**Task to carry out:** In the material below, find each line holding the string "machen" and copy it.

**Data supplied:**
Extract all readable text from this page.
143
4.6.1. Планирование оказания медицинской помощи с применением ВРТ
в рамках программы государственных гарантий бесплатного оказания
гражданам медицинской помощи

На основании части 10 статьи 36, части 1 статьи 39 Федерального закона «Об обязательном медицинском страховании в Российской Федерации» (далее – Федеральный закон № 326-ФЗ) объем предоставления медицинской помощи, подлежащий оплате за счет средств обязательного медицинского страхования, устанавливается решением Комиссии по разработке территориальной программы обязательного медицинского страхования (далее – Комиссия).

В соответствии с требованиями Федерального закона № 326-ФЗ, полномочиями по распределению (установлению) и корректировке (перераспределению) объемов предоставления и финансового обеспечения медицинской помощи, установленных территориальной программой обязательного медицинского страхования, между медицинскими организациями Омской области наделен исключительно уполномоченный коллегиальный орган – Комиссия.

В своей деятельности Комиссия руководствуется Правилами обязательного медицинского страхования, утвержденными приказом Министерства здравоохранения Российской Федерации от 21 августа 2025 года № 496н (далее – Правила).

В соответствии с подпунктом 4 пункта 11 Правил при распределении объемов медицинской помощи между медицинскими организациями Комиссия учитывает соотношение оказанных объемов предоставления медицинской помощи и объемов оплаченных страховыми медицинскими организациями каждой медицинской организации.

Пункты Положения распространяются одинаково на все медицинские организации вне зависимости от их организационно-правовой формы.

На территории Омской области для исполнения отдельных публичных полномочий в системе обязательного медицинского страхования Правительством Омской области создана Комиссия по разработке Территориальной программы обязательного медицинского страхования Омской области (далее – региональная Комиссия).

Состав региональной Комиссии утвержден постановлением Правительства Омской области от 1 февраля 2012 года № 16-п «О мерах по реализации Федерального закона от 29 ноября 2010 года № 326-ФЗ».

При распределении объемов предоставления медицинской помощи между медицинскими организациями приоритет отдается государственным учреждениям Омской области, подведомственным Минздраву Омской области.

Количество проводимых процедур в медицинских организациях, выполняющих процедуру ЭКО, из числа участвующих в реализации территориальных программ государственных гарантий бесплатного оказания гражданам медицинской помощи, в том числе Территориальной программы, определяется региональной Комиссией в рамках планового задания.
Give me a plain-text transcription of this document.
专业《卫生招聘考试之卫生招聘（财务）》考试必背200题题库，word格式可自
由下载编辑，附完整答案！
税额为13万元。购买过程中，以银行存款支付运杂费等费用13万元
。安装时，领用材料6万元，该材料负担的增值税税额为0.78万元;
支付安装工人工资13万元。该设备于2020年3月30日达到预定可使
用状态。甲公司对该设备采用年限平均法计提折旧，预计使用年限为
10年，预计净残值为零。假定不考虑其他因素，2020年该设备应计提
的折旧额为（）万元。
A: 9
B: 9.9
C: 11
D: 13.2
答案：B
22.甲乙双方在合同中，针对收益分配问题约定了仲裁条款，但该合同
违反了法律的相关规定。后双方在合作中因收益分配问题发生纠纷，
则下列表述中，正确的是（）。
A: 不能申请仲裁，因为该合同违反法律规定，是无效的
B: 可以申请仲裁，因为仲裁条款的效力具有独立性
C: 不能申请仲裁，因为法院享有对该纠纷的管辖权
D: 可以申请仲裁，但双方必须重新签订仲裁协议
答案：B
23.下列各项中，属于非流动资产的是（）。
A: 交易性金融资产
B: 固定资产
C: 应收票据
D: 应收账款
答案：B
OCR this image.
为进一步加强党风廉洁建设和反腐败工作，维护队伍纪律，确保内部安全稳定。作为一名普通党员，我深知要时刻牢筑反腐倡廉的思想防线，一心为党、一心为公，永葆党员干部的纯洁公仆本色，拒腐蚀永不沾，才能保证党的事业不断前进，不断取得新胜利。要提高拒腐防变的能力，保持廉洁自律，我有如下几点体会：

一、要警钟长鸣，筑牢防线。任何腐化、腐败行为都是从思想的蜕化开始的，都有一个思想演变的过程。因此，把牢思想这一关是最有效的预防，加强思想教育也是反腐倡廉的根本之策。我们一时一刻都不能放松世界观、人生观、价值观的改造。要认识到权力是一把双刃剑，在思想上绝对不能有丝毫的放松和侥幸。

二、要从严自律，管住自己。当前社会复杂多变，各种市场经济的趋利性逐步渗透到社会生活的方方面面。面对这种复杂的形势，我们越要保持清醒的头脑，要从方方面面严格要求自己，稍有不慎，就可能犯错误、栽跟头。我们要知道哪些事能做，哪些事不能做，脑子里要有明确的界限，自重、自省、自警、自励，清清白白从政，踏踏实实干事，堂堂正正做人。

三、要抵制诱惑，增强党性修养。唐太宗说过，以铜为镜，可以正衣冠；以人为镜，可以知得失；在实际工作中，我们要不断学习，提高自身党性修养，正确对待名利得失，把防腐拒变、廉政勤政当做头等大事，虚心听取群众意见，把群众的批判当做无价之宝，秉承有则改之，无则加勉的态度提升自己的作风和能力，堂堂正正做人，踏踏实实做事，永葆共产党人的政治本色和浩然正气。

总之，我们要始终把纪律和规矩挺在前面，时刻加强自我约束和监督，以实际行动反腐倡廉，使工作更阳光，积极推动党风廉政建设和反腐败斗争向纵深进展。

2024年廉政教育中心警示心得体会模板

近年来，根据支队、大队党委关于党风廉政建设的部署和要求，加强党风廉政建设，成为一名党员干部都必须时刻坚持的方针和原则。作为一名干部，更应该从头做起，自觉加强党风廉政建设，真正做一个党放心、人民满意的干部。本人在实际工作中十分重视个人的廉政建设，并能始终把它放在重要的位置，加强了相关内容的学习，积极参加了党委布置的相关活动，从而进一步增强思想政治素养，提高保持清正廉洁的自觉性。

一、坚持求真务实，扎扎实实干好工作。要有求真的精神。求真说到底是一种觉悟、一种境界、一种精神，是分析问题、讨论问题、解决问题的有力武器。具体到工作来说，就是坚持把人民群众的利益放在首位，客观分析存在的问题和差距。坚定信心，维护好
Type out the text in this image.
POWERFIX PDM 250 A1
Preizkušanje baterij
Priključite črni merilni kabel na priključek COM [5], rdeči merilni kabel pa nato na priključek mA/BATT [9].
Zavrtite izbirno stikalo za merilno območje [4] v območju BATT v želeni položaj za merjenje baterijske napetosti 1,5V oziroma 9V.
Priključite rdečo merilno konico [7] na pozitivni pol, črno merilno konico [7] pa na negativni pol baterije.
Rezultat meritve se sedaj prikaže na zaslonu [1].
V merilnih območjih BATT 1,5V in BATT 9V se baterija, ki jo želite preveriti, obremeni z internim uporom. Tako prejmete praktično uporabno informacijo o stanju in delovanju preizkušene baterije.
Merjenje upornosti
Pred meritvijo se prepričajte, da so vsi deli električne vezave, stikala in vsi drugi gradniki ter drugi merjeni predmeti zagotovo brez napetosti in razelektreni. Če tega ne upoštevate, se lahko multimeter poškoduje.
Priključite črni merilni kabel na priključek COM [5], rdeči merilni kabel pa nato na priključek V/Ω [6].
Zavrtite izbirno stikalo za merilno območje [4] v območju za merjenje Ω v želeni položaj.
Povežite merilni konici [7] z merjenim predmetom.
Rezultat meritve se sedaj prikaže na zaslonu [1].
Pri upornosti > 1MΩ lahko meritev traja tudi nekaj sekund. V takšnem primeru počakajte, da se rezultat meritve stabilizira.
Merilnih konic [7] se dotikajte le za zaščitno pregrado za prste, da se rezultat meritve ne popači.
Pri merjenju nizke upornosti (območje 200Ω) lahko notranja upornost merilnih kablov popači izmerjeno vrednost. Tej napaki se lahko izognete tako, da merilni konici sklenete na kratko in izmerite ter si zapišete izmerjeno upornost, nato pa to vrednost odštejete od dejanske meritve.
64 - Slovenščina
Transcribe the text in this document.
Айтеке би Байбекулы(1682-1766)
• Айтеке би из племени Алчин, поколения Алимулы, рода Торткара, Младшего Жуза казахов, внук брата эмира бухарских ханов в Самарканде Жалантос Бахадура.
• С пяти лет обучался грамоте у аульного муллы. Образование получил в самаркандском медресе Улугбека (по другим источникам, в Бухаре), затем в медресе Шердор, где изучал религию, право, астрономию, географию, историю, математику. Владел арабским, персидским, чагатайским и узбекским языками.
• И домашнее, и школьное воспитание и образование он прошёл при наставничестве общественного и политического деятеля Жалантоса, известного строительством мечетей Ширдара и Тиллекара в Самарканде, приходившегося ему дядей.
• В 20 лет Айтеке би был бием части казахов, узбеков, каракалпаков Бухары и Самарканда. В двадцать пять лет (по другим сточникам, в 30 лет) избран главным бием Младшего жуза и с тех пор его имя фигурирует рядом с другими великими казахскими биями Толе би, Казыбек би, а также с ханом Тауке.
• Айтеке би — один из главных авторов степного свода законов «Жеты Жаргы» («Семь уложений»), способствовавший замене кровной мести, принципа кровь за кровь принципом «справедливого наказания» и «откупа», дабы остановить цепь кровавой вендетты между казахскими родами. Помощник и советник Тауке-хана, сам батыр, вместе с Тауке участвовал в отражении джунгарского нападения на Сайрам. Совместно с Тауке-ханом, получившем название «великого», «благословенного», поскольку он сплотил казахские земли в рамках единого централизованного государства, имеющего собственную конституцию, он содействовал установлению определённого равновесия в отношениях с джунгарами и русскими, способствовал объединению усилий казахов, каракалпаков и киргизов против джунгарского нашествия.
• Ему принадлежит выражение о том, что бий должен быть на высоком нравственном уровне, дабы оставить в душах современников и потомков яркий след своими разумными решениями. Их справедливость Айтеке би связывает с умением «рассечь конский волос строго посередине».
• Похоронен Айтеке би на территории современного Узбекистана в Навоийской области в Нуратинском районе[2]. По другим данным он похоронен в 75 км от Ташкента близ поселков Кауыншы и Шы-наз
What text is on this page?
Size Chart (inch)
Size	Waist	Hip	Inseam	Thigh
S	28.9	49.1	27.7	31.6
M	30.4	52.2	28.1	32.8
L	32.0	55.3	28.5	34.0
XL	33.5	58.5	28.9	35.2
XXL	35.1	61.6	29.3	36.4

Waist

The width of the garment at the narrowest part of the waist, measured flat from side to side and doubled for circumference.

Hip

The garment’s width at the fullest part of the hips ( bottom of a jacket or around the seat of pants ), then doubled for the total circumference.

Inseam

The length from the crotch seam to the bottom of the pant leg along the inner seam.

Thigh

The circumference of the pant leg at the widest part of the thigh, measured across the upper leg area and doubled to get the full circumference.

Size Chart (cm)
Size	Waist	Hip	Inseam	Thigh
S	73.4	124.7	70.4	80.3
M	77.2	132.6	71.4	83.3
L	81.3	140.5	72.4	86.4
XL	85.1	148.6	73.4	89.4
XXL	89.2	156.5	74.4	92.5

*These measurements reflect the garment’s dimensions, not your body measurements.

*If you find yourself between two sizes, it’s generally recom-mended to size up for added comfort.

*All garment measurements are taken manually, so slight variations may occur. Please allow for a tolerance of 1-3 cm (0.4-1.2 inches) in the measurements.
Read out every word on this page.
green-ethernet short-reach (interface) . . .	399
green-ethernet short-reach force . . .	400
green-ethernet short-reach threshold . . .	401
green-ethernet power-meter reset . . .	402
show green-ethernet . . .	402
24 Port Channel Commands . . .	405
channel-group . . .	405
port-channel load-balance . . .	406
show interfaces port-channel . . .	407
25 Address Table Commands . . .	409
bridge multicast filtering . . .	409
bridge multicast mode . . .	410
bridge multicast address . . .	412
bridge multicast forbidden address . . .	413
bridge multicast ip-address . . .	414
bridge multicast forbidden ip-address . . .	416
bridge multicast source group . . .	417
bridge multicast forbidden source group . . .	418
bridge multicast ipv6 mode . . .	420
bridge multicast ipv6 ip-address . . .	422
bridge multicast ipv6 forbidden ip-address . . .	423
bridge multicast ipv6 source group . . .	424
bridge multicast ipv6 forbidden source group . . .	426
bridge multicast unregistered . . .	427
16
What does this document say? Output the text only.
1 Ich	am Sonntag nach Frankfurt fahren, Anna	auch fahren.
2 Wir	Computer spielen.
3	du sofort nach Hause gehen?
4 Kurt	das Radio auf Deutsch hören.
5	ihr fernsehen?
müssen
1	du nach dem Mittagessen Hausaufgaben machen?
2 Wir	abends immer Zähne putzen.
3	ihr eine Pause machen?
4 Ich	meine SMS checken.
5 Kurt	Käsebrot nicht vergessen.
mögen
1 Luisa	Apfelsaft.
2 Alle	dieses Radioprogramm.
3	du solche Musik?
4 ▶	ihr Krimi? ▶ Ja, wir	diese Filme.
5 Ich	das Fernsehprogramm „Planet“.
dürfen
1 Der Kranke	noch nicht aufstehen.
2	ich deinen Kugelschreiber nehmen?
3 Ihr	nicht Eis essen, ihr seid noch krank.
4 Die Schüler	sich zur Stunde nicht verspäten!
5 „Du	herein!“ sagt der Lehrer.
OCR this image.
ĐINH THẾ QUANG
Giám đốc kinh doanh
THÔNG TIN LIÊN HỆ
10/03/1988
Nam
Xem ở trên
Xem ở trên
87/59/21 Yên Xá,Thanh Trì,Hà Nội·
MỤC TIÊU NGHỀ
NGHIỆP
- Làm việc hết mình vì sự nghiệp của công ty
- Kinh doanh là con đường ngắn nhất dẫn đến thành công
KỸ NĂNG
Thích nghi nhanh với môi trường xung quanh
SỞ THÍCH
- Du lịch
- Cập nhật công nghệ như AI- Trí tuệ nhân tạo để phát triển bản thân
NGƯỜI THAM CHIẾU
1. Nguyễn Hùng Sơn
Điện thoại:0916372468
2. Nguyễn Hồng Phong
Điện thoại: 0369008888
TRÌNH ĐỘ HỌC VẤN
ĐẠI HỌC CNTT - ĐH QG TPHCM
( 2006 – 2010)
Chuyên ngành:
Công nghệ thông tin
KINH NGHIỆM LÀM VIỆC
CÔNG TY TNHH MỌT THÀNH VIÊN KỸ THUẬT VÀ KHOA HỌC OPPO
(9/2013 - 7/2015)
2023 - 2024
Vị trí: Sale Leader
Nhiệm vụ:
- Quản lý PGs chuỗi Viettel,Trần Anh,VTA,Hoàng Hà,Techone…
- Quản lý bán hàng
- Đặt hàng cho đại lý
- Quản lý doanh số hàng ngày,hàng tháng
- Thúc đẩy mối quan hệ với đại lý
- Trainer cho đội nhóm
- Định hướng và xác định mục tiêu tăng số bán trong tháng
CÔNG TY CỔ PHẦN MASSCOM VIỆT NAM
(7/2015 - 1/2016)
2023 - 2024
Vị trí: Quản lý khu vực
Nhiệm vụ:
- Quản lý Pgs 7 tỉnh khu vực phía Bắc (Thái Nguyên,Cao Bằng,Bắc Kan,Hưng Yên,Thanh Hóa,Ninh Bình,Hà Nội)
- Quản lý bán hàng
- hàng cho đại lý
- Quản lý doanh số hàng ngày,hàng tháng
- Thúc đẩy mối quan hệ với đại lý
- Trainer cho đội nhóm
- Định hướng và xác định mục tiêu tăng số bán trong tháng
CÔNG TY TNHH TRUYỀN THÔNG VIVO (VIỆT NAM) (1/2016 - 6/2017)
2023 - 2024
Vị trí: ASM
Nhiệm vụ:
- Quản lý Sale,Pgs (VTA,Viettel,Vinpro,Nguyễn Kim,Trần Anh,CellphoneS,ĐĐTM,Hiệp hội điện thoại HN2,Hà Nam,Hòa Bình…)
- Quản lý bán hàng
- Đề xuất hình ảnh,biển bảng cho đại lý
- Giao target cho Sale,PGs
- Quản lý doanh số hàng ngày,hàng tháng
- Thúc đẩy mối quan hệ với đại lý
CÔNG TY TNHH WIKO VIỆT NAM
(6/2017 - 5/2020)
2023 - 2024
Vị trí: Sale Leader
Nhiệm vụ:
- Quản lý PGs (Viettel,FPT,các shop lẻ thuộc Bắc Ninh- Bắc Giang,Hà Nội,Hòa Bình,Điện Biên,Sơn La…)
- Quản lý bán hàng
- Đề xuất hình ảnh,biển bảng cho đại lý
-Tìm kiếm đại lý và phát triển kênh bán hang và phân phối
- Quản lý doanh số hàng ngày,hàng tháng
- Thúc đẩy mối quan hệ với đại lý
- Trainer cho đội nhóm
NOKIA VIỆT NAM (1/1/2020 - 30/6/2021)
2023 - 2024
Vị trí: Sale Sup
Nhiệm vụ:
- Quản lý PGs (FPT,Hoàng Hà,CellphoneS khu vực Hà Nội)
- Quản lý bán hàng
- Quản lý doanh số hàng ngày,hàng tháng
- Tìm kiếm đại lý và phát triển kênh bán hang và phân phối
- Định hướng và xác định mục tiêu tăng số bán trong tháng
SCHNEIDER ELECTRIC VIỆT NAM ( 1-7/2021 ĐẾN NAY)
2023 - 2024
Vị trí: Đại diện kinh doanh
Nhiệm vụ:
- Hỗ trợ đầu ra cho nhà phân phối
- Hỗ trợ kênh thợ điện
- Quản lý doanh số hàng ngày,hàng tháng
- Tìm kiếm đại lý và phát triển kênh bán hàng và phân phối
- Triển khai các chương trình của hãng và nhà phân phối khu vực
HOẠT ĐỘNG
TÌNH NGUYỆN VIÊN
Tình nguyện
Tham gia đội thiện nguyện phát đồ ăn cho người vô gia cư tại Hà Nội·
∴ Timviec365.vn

**Exercise solution:**
1	du nach dem Mittagessen Hausaufgaben machen?
3	ihr eine Pause machen?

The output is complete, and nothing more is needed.